>>>>>

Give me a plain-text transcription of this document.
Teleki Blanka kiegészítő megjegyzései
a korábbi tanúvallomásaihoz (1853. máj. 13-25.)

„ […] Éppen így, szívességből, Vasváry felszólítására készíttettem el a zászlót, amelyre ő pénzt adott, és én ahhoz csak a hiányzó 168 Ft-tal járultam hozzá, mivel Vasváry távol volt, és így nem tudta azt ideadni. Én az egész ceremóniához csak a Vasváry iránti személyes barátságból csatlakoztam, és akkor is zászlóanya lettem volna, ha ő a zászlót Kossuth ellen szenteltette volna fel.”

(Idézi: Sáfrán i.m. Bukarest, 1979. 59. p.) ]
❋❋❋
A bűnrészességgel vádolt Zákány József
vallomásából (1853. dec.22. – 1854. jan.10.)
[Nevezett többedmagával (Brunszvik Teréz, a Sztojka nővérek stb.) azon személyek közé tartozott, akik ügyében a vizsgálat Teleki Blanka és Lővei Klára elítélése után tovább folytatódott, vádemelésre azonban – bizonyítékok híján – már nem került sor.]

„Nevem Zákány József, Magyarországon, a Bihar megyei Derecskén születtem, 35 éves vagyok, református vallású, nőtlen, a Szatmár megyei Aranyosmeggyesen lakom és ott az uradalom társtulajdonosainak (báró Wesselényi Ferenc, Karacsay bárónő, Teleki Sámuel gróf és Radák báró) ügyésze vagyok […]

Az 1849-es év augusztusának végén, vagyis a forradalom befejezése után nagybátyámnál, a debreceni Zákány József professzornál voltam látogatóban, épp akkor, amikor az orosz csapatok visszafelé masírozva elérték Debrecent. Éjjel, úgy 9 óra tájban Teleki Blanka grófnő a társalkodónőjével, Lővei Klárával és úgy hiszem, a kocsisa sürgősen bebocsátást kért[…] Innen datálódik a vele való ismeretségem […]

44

<<<<<
>>>>>

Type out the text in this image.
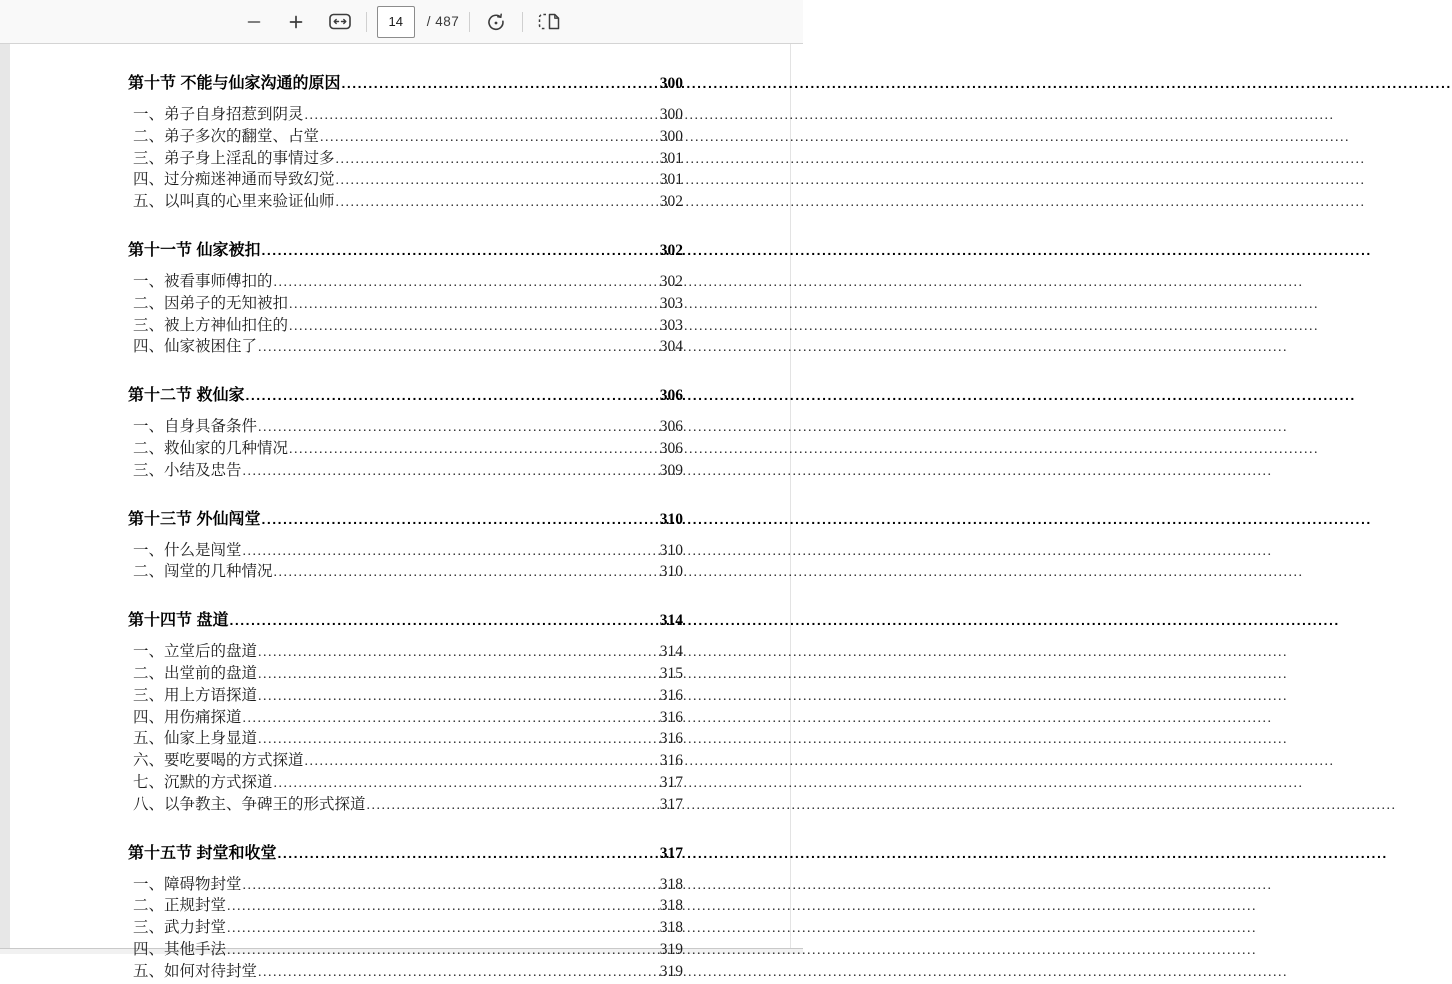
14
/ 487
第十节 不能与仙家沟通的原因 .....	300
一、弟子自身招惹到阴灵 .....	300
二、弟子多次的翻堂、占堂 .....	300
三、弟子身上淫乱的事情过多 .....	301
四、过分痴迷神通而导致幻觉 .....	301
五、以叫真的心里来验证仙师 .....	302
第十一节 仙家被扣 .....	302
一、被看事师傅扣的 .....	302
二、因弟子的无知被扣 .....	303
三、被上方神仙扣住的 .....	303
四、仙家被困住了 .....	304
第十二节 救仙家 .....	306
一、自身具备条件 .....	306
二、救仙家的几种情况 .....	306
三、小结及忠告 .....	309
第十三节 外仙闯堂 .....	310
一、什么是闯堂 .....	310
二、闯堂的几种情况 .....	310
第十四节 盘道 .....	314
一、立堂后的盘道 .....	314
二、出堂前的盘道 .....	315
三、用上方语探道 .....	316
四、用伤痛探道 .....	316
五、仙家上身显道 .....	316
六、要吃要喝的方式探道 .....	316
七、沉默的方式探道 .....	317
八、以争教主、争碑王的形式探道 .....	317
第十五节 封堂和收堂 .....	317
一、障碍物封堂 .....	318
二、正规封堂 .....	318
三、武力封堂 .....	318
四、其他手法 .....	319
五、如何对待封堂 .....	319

<<<<<

» **GOAL**
Check each line above for "text" and return the ones that have it.

» **FINAL ANSWER**
Give me a plain-text transcription of this document.
Type out the text in this image.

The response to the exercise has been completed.